◆ What is expected
Below, find each line holding "plain" and state how many there are, using the number alone.
>> BEGIN Listed entries
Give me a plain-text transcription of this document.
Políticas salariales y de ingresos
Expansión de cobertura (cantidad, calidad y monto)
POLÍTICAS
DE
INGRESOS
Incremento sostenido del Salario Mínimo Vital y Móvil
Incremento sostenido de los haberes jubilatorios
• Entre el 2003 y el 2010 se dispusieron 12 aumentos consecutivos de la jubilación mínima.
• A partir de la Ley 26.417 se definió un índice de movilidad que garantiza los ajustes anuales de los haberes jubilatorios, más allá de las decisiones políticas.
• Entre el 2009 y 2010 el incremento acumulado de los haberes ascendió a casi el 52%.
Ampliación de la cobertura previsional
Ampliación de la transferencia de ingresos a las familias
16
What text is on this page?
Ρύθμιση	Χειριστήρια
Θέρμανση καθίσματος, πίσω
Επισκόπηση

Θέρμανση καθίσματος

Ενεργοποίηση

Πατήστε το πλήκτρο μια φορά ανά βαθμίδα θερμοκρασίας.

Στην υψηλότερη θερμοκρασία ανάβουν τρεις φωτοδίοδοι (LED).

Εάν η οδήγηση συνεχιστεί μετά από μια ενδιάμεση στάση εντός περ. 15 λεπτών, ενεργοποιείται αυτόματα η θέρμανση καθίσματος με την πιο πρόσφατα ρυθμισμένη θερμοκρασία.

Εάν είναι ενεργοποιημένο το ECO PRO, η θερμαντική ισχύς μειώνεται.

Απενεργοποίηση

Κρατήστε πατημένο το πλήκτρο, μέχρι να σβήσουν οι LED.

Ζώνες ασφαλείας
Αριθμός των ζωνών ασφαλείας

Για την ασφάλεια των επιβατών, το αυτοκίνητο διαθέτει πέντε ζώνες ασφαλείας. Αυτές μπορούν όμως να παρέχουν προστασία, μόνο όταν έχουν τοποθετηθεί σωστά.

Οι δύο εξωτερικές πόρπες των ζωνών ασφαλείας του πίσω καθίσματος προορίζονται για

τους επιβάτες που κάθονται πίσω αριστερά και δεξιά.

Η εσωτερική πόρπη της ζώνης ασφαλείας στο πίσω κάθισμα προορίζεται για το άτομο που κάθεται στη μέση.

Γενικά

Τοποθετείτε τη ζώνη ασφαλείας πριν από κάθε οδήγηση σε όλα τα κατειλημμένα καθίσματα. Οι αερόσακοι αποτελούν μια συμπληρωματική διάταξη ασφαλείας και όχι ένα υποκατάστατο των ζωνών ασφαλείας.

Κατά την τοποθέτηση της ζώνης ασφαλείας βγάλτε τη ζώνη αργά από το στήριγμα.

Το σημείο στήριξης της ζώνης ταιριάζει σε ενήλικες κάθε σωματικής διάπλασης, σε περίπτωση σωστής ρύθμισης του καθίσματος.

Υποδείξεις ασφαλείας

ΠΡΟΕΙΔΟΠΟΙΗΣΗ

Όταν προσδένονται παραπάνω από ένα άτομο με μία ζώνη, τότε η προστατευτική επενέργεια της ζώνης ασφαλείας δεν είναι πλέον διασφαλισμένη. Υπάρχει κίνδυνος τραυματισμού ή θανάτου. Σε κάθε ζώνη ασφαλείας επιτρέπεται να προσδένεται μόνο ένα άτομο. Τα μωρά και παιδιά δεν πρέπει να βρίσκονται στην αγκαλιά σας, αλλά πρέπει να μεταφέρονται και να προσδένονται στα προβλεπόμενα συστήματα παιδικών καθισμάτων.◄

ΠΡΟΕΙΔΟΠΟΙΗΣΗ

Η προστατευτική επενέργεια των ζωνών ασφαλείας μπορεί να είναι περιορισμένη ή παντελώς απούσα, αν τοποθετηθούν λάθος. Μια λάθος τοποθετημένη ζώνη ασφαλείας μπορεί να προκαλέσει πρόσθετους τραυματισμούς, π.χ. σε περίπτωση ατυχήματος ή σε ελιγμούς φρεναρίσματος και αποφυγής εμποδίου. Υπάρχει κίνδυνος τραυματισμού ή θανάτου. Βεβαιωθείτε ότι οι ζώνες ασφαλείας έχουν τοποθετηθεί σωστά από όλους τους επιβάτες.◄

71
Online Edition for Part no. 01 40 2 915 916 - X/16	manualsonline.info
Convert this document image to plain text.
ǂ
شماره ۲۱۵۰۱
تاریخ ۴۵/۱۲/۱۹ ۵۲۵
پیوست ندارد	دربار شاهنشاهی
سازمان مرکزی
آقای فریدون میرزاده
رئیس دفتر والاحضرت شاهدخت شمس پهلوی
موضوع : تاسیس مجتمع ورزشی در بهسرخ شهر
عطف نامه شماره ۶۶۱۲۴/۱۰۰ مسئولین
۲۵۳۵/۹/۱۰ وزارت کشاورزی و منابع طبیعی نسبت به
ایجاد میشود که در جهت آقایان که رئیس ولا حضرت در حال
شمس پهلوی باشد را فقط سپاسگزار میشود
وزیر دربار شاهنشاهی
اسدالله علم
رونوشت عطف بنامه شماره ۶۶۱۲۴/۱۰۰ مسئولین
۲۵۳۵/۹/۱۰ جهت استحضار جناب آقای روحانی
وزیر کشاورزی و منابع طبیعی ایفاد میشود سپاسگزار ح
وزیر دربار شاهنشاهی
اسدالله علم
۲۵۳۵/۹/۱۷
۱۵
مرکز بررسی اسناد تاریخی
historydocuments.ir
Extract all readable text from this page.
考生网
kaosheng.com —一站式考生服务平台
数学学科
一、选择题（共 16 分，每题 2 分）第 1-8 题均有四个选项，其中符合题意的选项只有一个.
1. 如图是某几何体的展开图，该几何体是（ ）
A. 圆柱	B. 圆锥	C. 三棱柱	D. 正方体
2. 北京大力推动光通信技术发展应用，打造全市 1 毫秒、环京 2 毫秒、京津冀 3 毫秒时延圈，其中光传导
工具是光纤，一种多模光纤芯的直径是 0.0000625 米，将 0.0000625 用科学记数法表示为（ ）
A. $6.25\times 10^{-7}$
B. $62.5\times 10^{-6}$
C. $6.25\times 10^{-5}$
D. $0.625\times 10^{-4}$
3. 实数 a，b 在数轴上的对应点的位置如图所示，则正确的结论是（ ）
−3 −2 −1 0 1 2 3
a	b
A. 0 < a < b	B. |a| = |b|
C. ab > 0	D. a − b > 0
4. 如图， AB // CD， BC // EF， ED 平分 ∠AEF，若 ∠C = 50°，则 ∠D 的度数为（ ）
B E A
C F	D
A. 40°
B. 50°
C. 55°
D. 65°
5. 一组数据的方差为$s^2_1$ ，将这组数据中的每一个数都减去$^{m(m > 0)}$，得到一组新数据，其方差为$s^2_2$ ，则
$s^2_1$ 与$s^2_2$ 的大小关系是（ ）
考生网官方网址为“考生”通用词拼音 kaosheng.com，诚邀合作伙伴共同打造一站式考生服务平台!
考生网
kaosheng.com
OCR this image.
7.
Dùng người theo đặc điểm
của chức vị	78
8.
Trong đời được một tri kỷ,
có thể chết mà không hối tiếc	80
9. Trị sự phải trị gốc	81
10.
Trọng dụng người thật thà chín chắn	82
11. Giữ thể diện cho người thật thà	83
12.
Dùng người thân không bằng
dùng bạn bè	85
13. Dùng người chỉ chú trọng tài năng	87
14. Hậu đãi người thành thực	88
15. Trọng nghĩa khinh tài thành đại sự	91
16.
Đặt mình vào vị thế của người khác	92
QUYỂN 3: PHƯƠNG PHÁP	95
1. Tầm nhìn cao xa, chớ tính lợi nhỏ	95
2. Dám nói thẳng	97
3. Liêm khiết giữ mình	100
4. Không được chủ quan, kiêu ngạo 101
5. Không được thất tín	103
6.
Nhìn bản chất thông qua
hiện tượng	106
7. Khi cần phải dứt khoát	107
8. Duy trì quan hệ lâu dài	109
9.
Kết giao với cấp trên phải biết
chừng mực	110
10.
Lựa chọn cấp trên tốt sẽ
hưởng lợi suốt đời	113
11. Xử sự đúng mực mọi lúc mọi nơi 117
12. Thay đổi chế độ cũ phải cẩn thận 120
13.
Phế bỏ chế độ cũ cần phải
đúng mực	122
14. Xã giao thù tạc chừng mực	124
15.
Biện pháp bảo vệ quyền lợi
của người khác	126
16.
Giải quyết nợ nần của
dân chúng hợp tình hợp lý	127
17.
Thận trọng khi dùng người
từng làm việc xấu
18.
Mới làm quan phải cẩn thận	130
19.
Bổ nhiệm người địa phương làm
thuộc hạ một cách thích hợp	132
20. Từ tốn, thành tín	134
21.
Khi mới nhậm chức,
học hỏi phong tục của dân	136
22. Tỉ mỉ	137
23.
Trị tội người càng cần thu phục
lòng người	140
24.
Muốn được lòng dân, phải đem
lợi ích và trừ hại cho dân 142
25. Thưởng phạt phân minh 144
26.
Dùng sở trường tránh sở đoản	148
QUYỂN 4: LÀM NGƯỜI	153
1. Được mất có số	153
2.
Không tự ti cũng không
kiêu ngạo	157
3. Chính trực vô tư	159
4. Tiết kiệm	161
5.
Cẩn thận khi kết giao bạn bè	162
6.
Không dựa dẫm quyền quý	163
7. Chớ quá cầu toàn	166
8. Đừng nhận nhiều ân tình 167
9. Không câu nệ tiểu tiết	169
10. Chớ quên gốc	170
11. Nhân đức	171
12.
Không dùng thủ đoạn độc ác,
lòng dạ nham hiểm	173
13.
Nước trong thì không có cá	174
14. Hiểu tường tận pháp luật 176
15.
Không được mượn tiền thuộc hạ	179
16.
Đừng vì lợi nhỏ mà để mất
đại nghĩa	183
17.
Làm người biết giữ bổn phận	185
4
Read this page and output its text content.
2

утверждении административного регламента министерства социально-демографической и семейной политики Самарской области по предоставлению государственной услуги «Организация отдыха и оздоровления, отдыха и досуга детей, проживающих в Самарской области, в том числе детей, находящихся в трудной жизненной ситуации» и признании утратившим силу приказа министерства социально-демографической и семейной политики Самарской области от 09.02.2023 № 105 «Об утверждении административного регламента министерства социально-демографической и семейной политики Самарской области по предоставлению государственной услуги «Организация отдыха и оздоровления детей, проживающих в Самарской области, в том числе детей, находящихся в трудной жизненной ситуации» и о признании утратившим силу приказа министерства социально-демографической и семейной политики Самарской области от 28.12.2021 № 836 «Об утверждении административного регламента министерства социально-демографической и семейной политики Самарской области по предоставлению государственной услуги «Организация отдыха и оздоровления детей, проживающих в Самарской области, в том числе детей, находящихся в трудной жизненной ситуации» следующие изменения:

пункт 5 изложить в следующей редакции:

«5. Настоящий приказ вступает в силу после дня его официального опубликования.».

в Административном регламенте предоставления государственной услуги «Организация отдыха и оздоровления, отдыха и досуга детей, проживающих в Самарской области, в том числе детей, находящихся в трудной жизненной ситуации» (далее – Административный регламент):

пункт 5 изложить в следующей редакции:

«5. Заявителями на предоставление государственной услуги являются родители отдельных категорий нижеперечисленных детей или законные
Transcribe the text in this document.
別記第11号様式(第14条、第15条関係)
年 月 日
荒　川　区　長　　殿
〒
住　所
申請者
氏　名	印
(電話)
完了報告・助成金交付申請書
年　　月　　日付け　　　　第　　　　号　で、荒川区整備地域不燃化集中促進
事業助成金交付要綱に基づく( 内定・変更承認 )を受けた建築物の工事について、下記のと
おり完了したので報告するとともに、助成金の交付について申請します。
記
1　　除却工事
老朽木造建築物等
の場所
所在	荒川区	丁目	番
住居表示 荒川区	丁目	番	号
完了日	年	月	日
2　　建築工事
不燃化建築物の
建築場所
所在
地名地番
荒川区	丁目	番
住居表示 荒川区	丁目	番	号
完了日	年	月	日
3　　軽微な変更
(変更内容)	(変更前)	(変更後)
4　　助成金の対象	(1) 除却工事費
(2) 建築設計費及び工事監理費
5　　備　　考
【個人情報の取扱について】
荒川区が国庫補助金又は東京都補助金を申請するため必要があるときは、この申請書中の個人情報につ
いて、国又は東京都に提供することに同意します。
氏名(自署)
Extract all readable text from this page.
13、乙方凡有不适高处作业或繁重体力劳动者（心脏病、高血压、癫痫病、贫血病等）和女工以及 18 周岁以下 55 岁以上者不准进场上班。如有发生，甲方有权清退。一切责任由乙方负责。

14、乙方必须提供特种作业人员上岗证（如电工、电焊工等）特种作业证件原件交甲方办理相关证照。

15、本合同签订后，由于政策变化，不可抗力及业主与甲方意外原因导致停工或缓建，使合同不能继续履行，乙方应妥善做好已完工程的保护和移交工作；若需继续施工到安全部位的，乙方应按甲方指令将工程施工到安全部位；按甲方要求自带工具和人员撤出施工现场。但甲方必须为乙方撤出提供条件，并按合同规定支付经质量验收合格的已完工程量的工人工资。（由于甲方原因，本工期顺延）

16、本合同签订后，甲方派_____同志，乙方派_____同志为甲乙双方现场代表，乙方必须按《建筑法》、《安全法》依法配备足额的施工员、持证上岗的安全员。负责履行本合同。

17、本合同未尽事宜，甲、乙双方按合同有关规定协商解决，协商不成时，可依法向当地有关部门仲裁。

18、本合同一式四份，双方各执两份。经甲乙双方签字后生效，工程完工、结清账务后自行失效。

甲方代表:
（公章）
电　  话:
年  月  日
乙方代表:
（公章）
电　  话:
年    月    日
>> END Listed entries
◆ Full response
2